Show each line from the listing that includes the word "screenshot".

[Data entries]
----

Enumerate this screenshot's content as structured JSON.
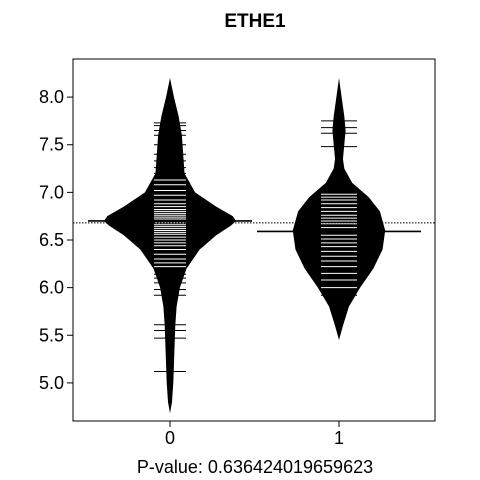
{
  "chart_data": {
    "type": "beanplot",
    "title": "ETHE1",
    "xlabel": "P-value: 0.636424019659623",
    "ylabel": "",
    "categories": [
      "0",
      "1"
    ],
    "ylim": [
      4.6,
      8.4
    ],
    "yticks": [
      5.0,
      5.5,
      6.0,
      6.5,
      7.0,
      7.5,
      8.0
    ],
    "ytick_labels": [
      "5.0",
      "5.5",
      "6.0",
      "6.5",
      "7.0",
      "7.5",
      "8.0"
    ],
    "overall_mean": 6.68,
    "grid": false,
    "fill_color": "#000000",
    "line_color": "#ffffff",
    "groups": [
      {
        "category": "0",
        "mean": 6.7,
        "density": [
          [
            4.68,
            0.0
          ],
          [
            4.8,
            0.03
          ],
          [
            5.0,
            0.05
          ],
          [
            5.2,
            0.06
          ],
          [
            5.4,
            0.07
          ],
          [
            5.6,
            0.08
          ],
          [
            5.8,
            0.1
          ],
          [
            6.0,
            0.15
          ],
          [
            6.2,
            0.25
          ],
          [
            6.4,
            0.45
          ],
          [
            6.55,
            0.7
          ],
          [
            6.65,
            0.92
          ],
          [
            6.7,
            1.0
          ],
          [
            6.75,
            0.95
          ],
          [
            6.85,
            0.7
          ],
          [
            7.0,
            0.38
          ],
          [
            7.2,
            0.22
          ],
          [
            7.4,
            0.2
          ],
          [
            7.6,
            0.18
          ],
          [
            7.8,
            0.13
          ],
          [
            8.0,
            0.06
          ],
          [
            8.1,
            0.03
          ],
          [
            8.2,
            0.0
          ]
        ],
        "observations": [
          5.12,
          5.47,
          5.55,
          5.61,
          5.92,
          5.98,
          6.05,
          6.1,
          6.14,
          6.18,
          6.22,
          6.26,
          6.3,
          6.35,
          6.4,
          6.44,
          6.47,
          6.5,
          6.53,
          6.56,
          6.58,
          6.6,
          6.62,
          6.64,
          6.66,
          6.68,
          6.7,
          6.72,
          6.74,
          6.76,
          6.78,
          6.8,
          6.82,
          6.85,
          6.88,
          6.92,
          6.97,
          7.02,
          7.08,
          7.13,
          7.2,
          7.26,
          7.33,
          7.4,
          7.5,
          7.6,
          7.65,
          7.7,
          7.73
        ]
      },
      {
        "category": "1",
        "mean": 6.59,
        "density": [
          [
            5.45,
            0.0
          ],
          [
            5.6,
            0.06
          ],
          [
            5.8,
            0.15
          ],
          [
            6.0,
            0.32
          ],
          [
            6.2,
            0.52
          ],
          [
            6.4,
            0.66
          ],
          [
            6.6,
            0.7
          ],
          [
            6.8,
            0.62
          ],
          [
            6.95,
            0.45
          ],
          [
            7.1,
            0.2
          ],
          [
            7.25,
            0.08
          ],
          [
            7.35,
            0.06
          ],
          [
            7.5,
            0.08
          ],
          [
            7.65,
            0.1
          ],
          [
            7.8,
            0.08
          ],
          [
            8.0,
            0.04
          ],
          [
            8.2,
            0.0
          ]
        ],
        "observations": [
          5.92,
          6.0,
          6.08,
          6.15,
          6.22,
          6.28,
          6.33,
          6.38,
          6.43,
          6.47,
          6.51,
          6.55,
          6.59,
          6.63,
          6.67,
          6.7,
          6.73,
          6.76,
          6.8,
          6.84,
          6.88,
          6.92,
          6.95,
          6.98,
          7.48,
          7.62,
          7.68,
          7.75
        ]
      }
    ]
  }
}
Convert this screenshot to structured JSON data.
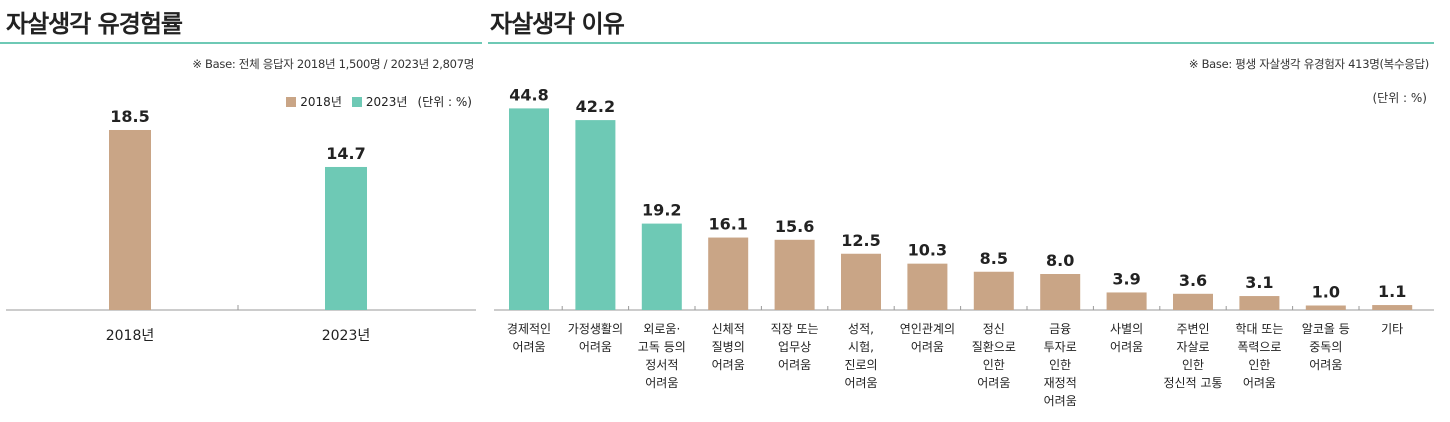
{
  "colors": {
    "teal": "#6ec9b5",
    "tan": "#c9a586",
    "axis": "#999999",
    "rule": "#6ec9b5"
  },
  "left": {
    "title": "자살생각 유경험률",
    "note": "※ Base: 전체 응답자 2018년 1,500명 / 2023년 2,807명",
    "legend": [
      "2018년",
      "2023년"
    ],
    "unit": "(단위 : %)"
  },
  "right": {
    "title": "자살생각 이유",
    "note": "※ Base: 평생 자살생각 유경험자 413명(복수응답)",
    "unit": "(단위 : %)"
  },
  "chart_data": [
    {
      "type": "bar",
      "title": "자살생각 유경험률",
      "categories": [
        "2018년",
        "2023년"
      ],
      "series": [
        {
          "name": "2018년",
          "values": [
            18.5,
            null
          ],
          "color": "#c9a586"
        },
        {
          "name": "2023년",
          "values": [
            null,
            14.7
          ],
          "color": "#6ec9b5"
        }
      ],
      "ylim": [
        0,
        20
      ],
      "legend": "top-right",
      "grid": false
    },
    {
      "type": "bar",
      "title": "자살생각 이유",
      "categories": [
        [
          "경제적인",
          "어려움"
        ],
        [
          "가정생활의",
          "어려움"
        ],
        [
          "외로움·",
          "고독 등의",
          "정서적",
          "어려움"
        ],
        [
          "신체적",
          "질병의",
          "어려움"
        ],
        [
          "직장 또는",
          "업무상",
          "어려움"
        ],
        [
          "성적,",
          "시험,",
          "진로의",
          "어려움"
        ],
        [
          "연인관계의",
          "어려움"
        ],
        [
          "정신",
          "질환으로",
          "인한",
          "어려움"
        ],
        [
          "금융",
          "투자로",
          "인한",
          "재정적",
          "어려움"
        ],
        [
          "사별의",
          "어려움"
        ],
        [
          "주변인",
          "자살로",
          "인한",
          "정신적 고통"
        ],
        [
          "학대 또는",
          "폭력으로",
          "인한",
          "어려움"
        ],
        [
          "알코올 등",
          "중독의",
          "어려움"
        ],
        [
          "기타"
        ]
      ],
      "values": [
        44.8,
        42.2,
        19.2,
        16.1,
        15.6,
        12.5,
        10.3,
        8.5,
        8.0,
        3.9,
        3.6,
        3.1,
        1.0,
        1.1
      ],
      "value_labels": [
        "44.8",
        "42.2",
        "19.2",
        "16.1",
        "15.6",
        "12.5",
        "10.3",
        "8.5",
        "8.0",
        "3.9",
        "3.6",
        "3.1",
        "1.0",
        "1.1"
      ],
      "highlight": [
        true,
        true,
        true,
        false,
        false,
        false,
        false,
        false,
        false,
        false,
        false,
        false,
        false,
        false
      ],
      "ylim": [
        0,
        50
      ],
      "grid": false
    }
  ]
}
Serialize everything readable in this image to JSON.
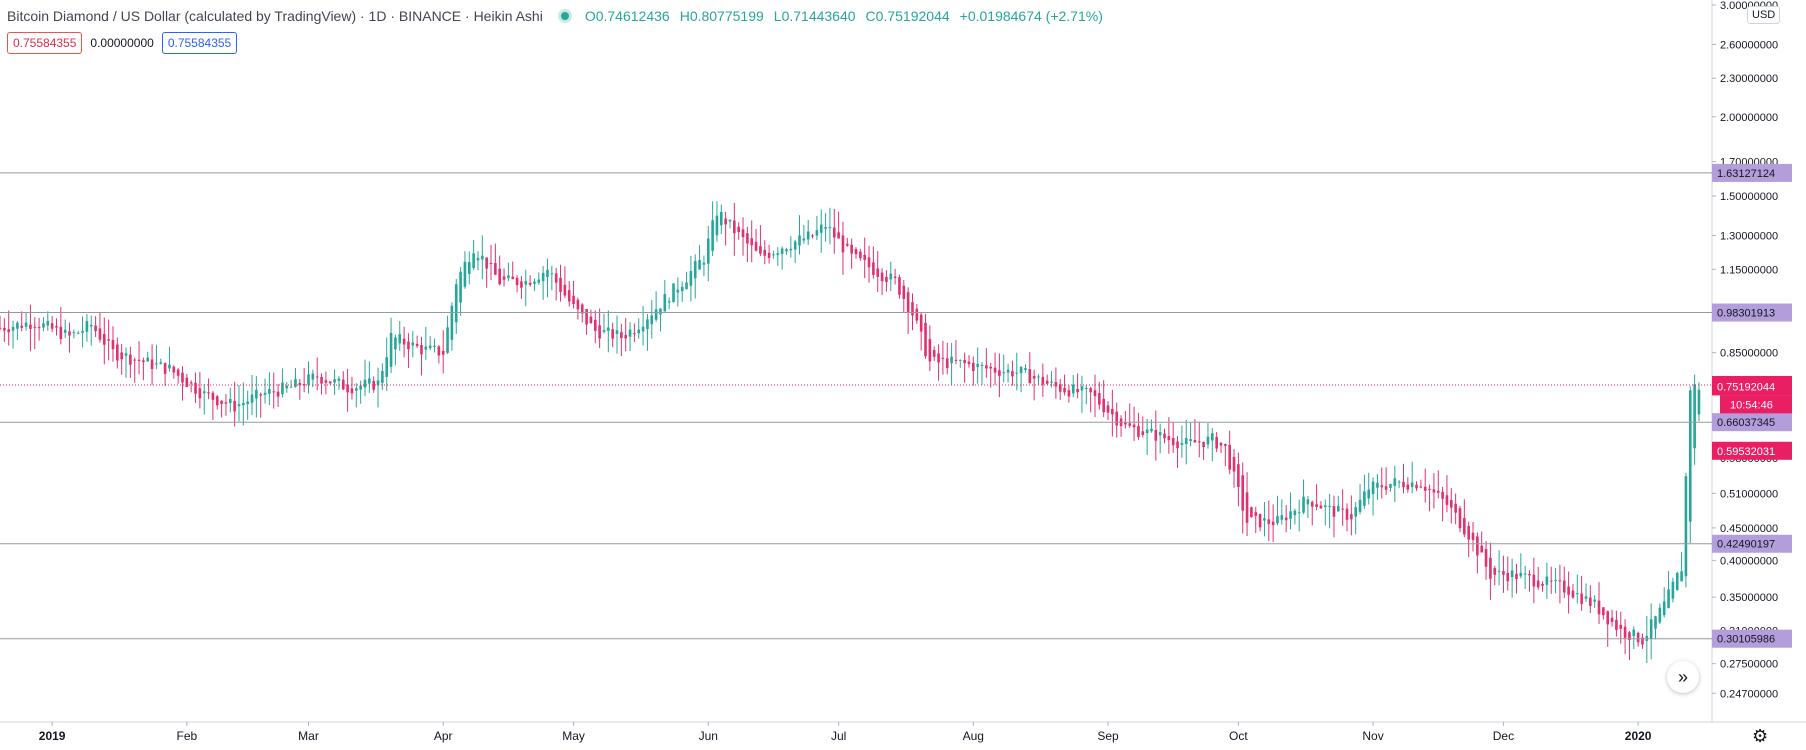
{
  "legend": {
    "title": "Bitcoin Diamond / US Dollar (calculated by TradingView) · 1D · BINANCE · Heikin Ashi",
    "open": "0.74612436",
    "high": "0.80775199",
    "low": "0.71443640",
    "close": "0.75192044",
    "change": "+0.01984674 (+2.71%)"
  },
  "inputs": {
    "value_red": "0.75584355",
    "value_plain": "0.00000000",
    "value_blue": "0.75584355"
  },
  "currency": "USD",
  "nav_icon": "double-chevron-right-icon",
  "settings_icon": "gear-icon",
  "colors": {
    "up": "#26a69a",
    "down": "#e0306f",
    "hline_label": "#b39ddb",
    "price_label": "#e91e63"
  },
  "chart_data": {
    "type": "candlestick",
    "style": "Heikin Ashi",
    "interval": "1D",
    "exchange": "BINANCE",
    "y_scale": "log",
    "ylim": [
      0.235,
      3.0
    ],
    "xlim": [
      "2018-12-20",
      "2020-01-18"
    ],
    "y_ticks": [
      "0.24700000",
      "0.27500000",
      "0.31000000",
      "0.35000000",
      "0.40000000",
      "0.45000000",
      "0.51000000",
      "0.58000000",
      "0.66000000",
      "0.75000000",
      "0.85000000",
      "0.98000000",
      "1.15000000",
      "1.30000000",
      "1.50000000",
      "1.70000000",
      "2.00000000",
      "2.30000000",
      "2.60000000",
      "3.00000000"
    ],
    "x_ticks": [
      {
        "label": "2019",
        "date": "2019-01-01"
      },
      {
        "label": "Feb",
        "date": "2019-02-01"
      },
      {
        "label": "Mar",
        "date": "2019-03-01"
      },
      {
        "label": "Apr",
        "date": "2019-04-01"
      },
      {
        "label": "May",
        "date": "2019-05-01"
      },
      {
        "label": "Jun",
        "date": "2019-06-01"
      },
      {
        "label": "Jul",
        "date": "2019-07-01"
      },
      {
        "label": "Aug",
        "date": "2019-08-01"
      },
      {
        "label": "Sep",
        "date": "2019-09-01"
      },
      {
        "label": "Oct",
        "date": "2019-10-01"
      },
      {
        "label": "Nov",
        "date": "2019-11-01"
      },
      {
        "label": "Dec",
        "date": "2019-12-01"
      },
      {
        "label": "2020",
        "date": "2020-01-01"
      }
    ],
    "horizontal_lines": [
      "1.63127124",
      "0.98301913",
      "0.66037345",
      "0.42490197",
      "0.30105986"
    ],
    "price_line": "0.75584355",
    "price_labels": [
      {
        "text": "0.75584355",
        "value": 0.75584355
      },
      {
        "text": "0.75192044",
        "value": 0.75192044
      },
      {
        "text": "10:54:46",
        "value": 0.7045
      },
      {
        "text": "0.59532031",
        "value": 0.59532031
      }
    ],
    "candles": [
      {
        "date": "2018-12-20",
        "close": 0.93
      },
      {
        "date": "2018-12-28",
        "close": 0.95
      },
      {
        "date": "2019-01-05",
        "close": 0.9
      },
      {
        "date": "2019-01-10",
        "close": 0.94
      },
      {
        "date": "2019-01-15",
        "close": 0.85
      },
      {
        "date": "2019-01-20",
        "close": 0.83
      },
      {
        "date": "2019-01-28",
        "close": 0.8
      },
      {
        "date": "2019-02-05",
        "close": 0.73
      },
      {
        "date": "2019-02-12",
        "close": 0.7
      },
      {
        "date": "2019-02-18",
        "close": 0.73
      },
      {
        "date": "2019-02-25",
        "close": 0.75
      },
      {
        "date": "2019-03-03",
        "close": 0.78
      },
      {
        "date": "2019-03-10",
        "close": 0.75
      },
      {
        "date": "2019-03-17",
        "close": 0.76
      },
      {
        "date": "2019-03-20",
        "close": 0.9
      },
      {
        "date": "2019-03-27",
        "close": 0.86
      },
      {
        "date": "2019-04-01",
        "close": 0.85
      },
      {
        "date": "2019-04-04",
        "close": 1.1
      },
      {
        "date": "2019-04-08",
        "close": 1.25
      },
      {
        "date": "2019-04-14",
        "close": 1.1
      },
      {
        "date": "2019-04-20",
        "close": 1.1
      },
      {
        "date": "2019-04-25",
        "close": 1.15
      },
      {
        "date": "2019-05-01",
        "close": 1.0
      },
      {
        "date": "2019-05-06",
        "close": 0.92
      },
      {
        "date": "2019-05-12",
        "close": 0.9
      },
      {
        "date": "2019-05-15",
        "close": 0.93
      },
      {
        "date": "2019-05-20",
        "close": 1.0
      },
      {
        "date": "2019-05-26",
        "close": 1.1
      },
      {
        "date": "2019-05-31",
        "close": 1.2
      },
      {
        "date": "2019-06-03",
        "close": 1.42
      },
      {
        "date": "2019-06-08",
        "close": 1.3
      },
      {
        "date": "2019-06-13",
        "close": 1.2
      },
      {
        "date": "2019-06-18",
        "close": 1.25
      },
      {
        "date": "2019-06-25",
        "close": 1.3
      },
      {
        "date": "2019-06-28",
        "close": 1.35
      },
      {
        "date": "2019-07-04",
        "close": 1.2
      },
      {
        "date": "2019-07-09",
        "close": 1.15
      },
      {
        "date": "2019-07-14",
        "close": 1.1
      },
      {
        "date": "2019-07-18",
        "close": 0.98
      },
      {
        "date": "2019-07-22",
        "close": 0.82
      },
      {
        "date": "2019-07-28",
        "close": 0.82
      },
      {
        "date": "2019-08-05",
        "close": 0.8
      },
      {
        "date": "2019-08-12",
        "close": 0.79
      },
      {
        "date": "2019-08-20",
        "close": 0.75
      },
      {
        "date": "2019-08-28",
        "close": 0.73
      },
      {
        "date": "2019-09-05",
        "close": 0.65
      },
      {
        "date": "2019-09-12",
        "close": 0.63
      },
      {
        "date": "2019-09-19",
        "close": 0.61
      },
      {
        "date": "2019-09-25",
        "close": 0.62
      },
      {
        "date": "2019-09-28",
        "close": 0.6
      },
      {
        "date": "2019-10-03",
        "close": 0.46
      },
      {
        "date": "2019-10-10",
        "close": 0.46
      },
      {
        "date": "2019-10-17",
        "close": 0.5
      },
      {
        "date": "2019-10-22",
        "close": 0.48
      },
      {
        "date": "2019-10-27",
        "close": 0.47
      },
      {
        "date": "2019-10-31",
        "close": 0.52
      },
      {
        "date": "2019-11-06",
        "close": 0.53
      },
      {
        "date": "2019-11-12",
        "close": 0.53
      },
      {
        "date": "2019-11-18",
        "close": 0.49
      },
      {
        "date": "2019-11-23",
        "close": 0.44
      },
      {
        "date": "2019-11-28",
        "close": 0.38
      },
      {
        "date": "2019-12-03",
        "close": 0.38
      },
      {
        "date": "2019-12-10",
        "close": 0.37
      },
      {
        "date": "2019-12-16",
        "close": 0.36
      },
      {
        "date": "2019-12-22",
        "close": 0.34
      },
      {
        "date": "2019-12-28",
        "close": 0.31
      },
      {
        "date": "2020-01-02",
        "close": 0.3
      },
      {
        "date": "2020-01-07",
        "close": 0.34
      },
      {
        "date": "2020-01-11",
        "close": 0.39
      },
      {
        "date": "2020-01-13",
        "close": 0.75
      },
      {
        "date": "2020-01-15",
        "close": 0.75
      }
    ]
  }
}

----

[Finished task]
Enumerate this screenshot's content as structured JSON.
Convert this screenshot to structured JSON data.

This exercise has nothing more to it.